Write the listing out again, all of it, word for word.

Collected data entries:
· · · · · · ·

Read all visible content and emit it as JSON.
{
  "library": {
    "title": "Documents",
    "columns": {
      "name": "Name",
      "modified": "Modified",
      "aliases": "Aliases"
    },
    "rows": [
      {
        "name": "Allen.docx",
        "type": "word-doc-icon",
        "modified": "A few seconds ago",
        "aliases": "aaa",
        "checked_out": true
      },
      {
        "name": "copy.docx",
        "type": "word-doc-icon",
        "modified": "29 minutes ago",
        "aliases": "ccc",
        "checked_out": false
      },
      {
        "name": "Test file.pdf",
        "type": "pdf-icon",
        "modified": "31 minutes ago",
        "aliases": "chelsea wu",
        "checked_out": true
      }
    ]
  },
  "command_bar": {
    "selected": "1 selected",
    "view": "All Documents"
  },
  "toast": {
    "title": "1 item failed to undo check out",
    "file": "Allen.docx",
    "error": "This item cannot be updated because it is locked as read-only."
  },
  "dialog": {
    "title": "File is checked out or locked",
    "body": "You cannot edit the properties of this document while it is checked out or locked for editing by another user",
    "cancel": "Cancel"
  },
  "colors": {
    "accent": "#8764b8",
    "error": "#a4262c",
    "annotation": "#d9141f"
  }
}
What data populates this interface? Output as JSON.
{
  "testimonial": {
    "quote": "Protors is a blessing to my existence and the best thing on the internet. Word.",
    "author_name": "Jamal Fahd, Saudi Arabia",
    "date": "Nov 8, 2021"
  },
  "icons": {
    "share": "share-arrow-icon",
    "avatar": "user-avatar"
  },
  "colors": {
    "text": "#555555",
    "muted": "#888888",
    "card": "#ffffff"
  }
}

· · · · · · ·

### Correct result
Read all visible content and emit it as JSON.
{
  "library": {
    "title": "Documents",
    "columns": {
      "name": "Name",
      "modified": "Modified",
      "aliases": "Aliases"
    },
    "rows": [
      {
        "name": "Allen.docx",
        "type": "word-doc-icon",
        "modified": "A few seconds ago",
        "aliases": "aaa",
        "checked_out": true
      },
      {
        "name": "copy.docx",
        "type": "word-doc-icon",
        "modified": "29 minutes ago",
        "aliases": "ccc",
        "checked_out": false
      },
      {
        "name": "Test file.pdf",
        "type": "pdf-icon",
        "modified": "31 minutes ago",
        "aliases": "chelsea wu",
        "checked_out": true
      }
    ]
  },
  "command_bar": {
    "selected": "1 selected",
    "view": "All Documents"
  },
  "toast": {
    "title": "1 item failed to undo check out",
    "file": "Allen.docx",
    "error": "This item cannot be updated because it is locked as read-only."
  },
  "dialog": {
    "title": "File is checked out or locked",
    "body": "You cannot edit the properties of this document while it is checked out or locked for editing by another user",
    "cancel": "Cancel"
  },
  "colors": {
    "accent": "#8764b8",
    "error": "#a4262c",
    "annotation": "#d9141f"
  }
}
What data populates this interface? Output as JSON.
{
  "testimonial": {
    "quote": "Protors is a blessing to my existence and the best thing on the internet. Word.",
    "author_name": "Jamal Fahd, Saudi Arabia",
    "date": "Nov 8, 2021"
  },
  "icons": {
    "share": "share-arrow-icon",
    "avatar": "user-avatar"
  },
  "colors": {
    "text": "#555555",
    "muted": "#888888",
    "card": "#ffffff"
  }
}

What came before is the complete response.